Items from a figure collection:
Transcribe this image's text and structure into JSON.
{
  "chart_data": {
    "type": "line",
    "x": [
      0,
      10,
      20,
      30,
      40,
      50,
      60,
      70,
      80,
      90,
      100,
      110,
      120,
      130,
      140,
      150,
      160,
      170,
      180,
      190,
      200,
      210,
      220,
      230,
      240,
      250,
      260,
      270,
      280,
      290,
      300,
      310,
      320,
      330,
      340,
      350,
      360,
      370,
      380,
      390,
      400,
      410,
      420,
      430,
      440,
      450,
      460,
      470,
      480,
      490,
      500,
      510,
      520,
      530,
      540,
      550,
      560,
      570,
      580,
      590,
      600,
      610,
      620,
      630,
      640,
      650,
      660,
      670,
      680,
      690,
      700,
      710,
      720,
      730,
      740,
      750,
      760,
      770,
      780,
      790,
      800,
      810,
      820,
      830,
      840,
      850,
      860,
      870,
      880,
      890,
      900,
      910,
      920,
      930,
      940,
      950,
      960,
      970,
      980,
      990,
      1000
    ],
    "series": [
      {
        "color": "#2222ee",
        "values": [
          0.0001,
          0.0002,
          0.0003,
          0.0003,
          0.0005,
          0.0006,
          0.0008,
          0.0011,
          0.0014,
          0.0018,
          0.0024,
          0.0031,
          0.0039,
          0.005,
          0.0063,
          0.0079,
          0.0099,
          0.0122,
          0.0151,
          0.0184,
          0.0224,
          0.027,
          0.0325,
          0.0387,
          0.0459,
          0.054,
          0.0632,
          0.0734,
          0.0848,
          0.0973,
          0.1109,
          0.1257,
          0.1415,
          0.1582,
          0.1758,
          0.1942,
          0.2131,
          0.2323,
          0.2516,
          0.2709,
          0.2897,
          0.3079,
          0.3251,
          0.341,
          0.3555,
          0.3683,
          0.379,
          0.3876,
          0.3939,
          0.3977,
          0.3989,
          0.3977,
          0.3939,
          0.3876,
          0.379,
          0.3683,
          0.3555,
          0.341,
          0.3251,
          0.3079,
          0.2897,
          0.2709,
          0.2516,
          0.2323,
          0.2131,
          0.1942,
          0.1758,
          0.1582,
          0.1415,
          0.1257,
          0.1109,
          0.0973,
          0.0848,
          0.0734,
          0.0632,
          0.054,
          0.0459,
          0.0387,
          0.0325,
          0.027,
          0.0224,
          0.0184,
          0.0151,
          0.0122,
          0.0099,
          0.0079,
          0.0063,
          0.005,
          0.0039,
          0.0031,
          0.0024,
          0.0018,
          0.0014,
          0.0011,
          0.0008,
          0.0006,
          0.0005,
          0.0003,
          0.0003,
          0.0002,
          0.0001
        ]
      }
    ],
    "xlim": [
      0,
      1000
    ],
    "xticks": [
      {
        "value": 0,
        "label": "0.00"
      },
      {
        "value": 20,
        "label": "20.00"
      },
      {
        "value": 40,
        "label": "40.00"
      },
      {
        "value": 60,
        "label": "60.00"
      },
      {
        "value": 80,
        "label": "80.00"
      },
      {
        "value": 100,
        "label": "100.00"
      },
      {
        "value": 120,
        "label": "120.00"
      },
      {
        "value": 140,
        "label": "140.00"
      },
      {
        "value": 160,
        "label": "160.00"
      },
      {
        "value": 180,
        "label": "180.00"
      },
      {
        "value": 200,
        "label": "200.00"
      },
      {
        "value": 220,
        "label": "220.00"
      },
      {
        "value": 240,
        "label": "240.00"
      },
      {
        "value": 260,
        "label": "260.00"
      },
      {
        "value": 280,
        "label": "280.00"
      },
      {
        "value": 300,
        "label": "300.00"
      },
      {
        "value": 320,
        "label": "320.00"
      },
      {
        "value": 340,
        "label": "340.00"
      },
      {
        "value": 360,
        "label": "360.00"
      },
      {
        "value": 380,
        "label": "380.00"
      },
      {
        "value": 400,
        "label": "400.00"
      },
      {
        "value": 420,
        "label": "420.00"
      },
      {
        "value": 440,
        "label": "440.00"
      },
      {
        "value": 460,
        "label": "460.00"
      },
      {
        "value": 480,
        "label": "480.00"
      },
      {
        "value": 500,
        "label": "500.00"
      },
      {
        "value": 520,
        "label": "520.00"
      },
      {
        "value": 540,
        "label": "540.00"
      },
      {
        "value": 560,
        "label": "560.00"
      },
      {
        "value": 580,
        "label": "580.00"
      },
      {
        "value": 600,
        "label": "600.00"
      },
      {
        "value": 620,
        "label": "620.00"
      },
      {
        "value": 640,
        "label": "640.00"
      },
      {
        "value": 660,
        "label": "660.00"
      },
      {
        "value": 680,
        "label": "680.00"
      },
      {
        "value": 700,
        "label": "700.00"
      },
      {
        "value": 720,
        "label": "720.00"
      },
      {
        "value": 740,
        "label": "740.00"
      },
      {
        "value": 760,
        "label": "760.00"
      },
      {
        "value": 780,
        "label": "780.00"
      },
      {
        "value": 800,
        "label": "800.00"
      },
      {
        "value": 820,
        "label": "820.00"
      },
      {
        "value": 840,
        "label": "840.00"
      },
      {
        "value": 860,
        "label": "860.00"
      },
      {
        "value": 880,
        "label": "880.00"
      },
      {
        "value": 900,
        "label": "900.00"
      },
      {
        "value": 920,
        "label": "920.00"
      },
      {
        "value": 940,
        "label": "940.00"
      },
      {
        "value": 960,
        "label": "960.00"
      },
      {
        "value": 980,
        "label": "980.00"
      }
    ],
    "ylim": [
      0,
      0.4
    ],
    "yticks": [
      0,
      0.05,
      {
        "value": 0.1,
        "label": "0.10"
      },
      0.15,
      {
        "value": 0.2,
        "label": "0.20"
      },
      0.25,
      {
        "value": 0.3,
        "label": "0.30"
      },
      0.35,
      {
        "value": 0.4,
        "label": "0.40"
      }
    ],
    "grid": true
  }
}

Exercise: Copy every line verbatim.

Answer to this problem:
Transcribe this image's text and structure into JSON.
{
  "chart_data": {
    "type": "line",
    "x": [
      0,
      10,
      20,
      30,
      40,
      50,
      60,
      70,
      80,
      90,
      100,
      110,
      120,
      130,
      140,
      150,
      160,
      170,
      180,
      190,
      200,
      210,
      220,
      230,
      240,
      250,
      260,
      270,
      280,
      290,
      300,
      310,
      320,
      330,
      340,
      350,
      360,
      370,
      380,
      390,
      400,
      410,
      420,
      430,
      440,
      450,
      460,
      470,
      480,
      490,
      500,
      510,
      520,
      530,
      540,
      550,
      560,
      570,
      580,
      590,
      600,
      610,
      620,
      630,
      640,
      650,
      660,
      670,
      680,
      690,
      700,
      710,
      720,
      730,
      740,
      750,
      760,
      770,
      780,
      790,
      800,
      810,
      820,
      830,
      840,
      850,
      860,
      870,
      880,
      890,
      900,
      910,
      920,
      930,
      940,
      950,
      960,
      970,
      980,
      990,
      1000
    ],
    "series": [
      {
        "color": "#2222ee",
        "values": [
          0.0001,
          0.0002,
          0.0003,
          0.0003,
          0.0005,
          0.0006,
          0.0008,
          0.0011,
          0.0014,
          0.0018,
          0.0024,
          0.0031,
          0.0039,
          0.005,
          0.0063,
          0.0079,
          0.0099,
          0.0122,
          0.0151,
          0.0184,
          0.0224,
          0.027,
          0.0325,
          0.0387,
          0.0459,
          0.054,
          0.0632,
          0.0734,
          0.0848,
          0.0973,
          0.1109,
          0.1257,
          0.1415,
          0.1582,
          0.1758,
          0.1942,
          0.2131,
          0.2323,
          0.2516,
          0.2709,
          0.2897,
          0.3079,
          0.3251,
          0.341,
          0.3555,
          0.3683,
          0.379,
          0.3876,
          0.3939,
          0.3977,
          0.3989,
          0.3977,
          0.3939,
          0.3876,
          0.379,
          0.3683,
          0.3555,
          0.341,
          0.3251,
          0.3079,
          0.2897,
          0.2709,
          0.2516,
          0.2323,
          0.2131,
          0.1942,
          0.1758,
          0.1582,
          0.1415,
          0.1257,
          0.1109,
          0.0973,
          0.0848,
          0.0734,
          0.0632,
          0.054,
          0.0459,
          0.0387,
          0.0325,
          0.027,
          0.0224,
          0.0184,
          0.0151,
          0.0122,
          0.0099,
          0.0079,
          0.0063,
          0.005,
          0.0039,
          0.0031,
          0.0024,
          0.0018,
          0.0014,
          0.0011,
          0.0008,
          0.0006,
          0.0005,
          0.0003,
          0.0003,
          0.0002,
          0.0001
        ]
      }
    ],
    "xlim": [
      0,
      1000
    ],
    "xticks": [
      {
        "value": 0,
        "label": "0.00"
      },
      {
        "value": 20,
        "label": "20.00"
      },
      {
        "value": 40,
        "label": "40.00"
      },
      {
        "value": 60,
        "label": "60.00"
      },
      {
        "value": 80,
        "label": "80.00"
      },
      {
        "value": 100,
        "label": "100.00"
      },
      {
        "value": 120,
        "label": "120.00"
      },
      {
        "value": 140,
        "label": "140.00"
      },
      {
        "value": 160,
        "label": "160.00"
      },
      {
        "value": 180,
        "label": "180.00"
      },
      {
        "value": 200,
        "label": "200.00"
      },
      {
        "value": 220,
        "label": "220.00"
      },
      {
        "value": 240,
        "label": "240.00"
      },
      {
        "value": 260,
        "label": "260.00"
      },
      {
        "value": 280,
        "label": "280.00"
      },
      {
        "value": 300,
        "label": "300.00"
      },
      {
        "value": 320,
        "label": "320.00"
      },
      {
        "value": 340,
        "label": "340.00"
      },
      {
        "value": 360,
        "label": "360.00"
      },
      {
        "value": 380,
        "label": "380.00"
      },
      {
        "value": 400,
        "label": "400.00"
      },
      {
        "value": 420,
        "label": "420.00"
      },
      {
        "value": 440,
        "label": "440.00"
      },
      {
        "value": 460,
        "label": "460.00"
      },
      {
        "value": 480,
        "label": "480.00"
      },
      {
        "value": 500,
        "label": "500.00"
      },
      {
        "value": 520,
        "label": "520.00"
      },
      {
        "value": 540,
        "label": "540.00"
      },
      {
        "value": 560,
        "label": "560.00"
      },
      {
        "value": 580,
        "label": "580.00"
      },
      {
        "value": 600,
        "label": "600.00"
      },
      {
        "value": 620,
        "label": "620.00"
      },
      {
        "value": 640,
        "label": "640.00"
      },
      {
        "value": 660,
        "label": "660.00"
      },
      {
        "value": 680,
        "label": "680.00"
      },
      {
        "value": 700,
        "label": "700.00"
      },
      {
        "value": 720,
        "label": "720.00"
      },
      {
        "value": 740,
        "label": "740.00"
      },
      {
        "value": 760,
        "label": "760.00"
      },
      {
        "value": 780,
        "label": "780.00"
      },
      {
        "value": 800,
        "label": "800.00"
      },
      {
        "value": 820,
        "label": "820.00"
      },
      {
        "value": 840,
        "label": "840.00"
      },
      {
        "value": 860,
        "label": "860.00"
      },
      {
        "value": 880,
        "label": "880.00"
      },
      {
        "value": 900,
        "label": "900.00"
      },
      {
        "value": 920,
        "label": "920.00"
      },
      {
        "value": 940,
        "label": "940.00"
      },
      {
        "value": 960,
        "label": "960.00"
      },
      {
        "value": 980,
        "label": "980.00"
      }
    ],
    "ylim": [
      0,
      0.4
    ],
    "yticks": [
      0,
      0.05,
      {
        "value": 0.1,
        "label": "0.10"
      },
      0.15,
      {
        "value": 0.2,
        "label": "0.20"
      },
      0.25,
      {
        "value": 0.3,
        "label": "0.30"
      },
      0.35,
      {
        "value": 0.4,
        "label": "0.40"
      }
    ],
    "grid": true
  }
}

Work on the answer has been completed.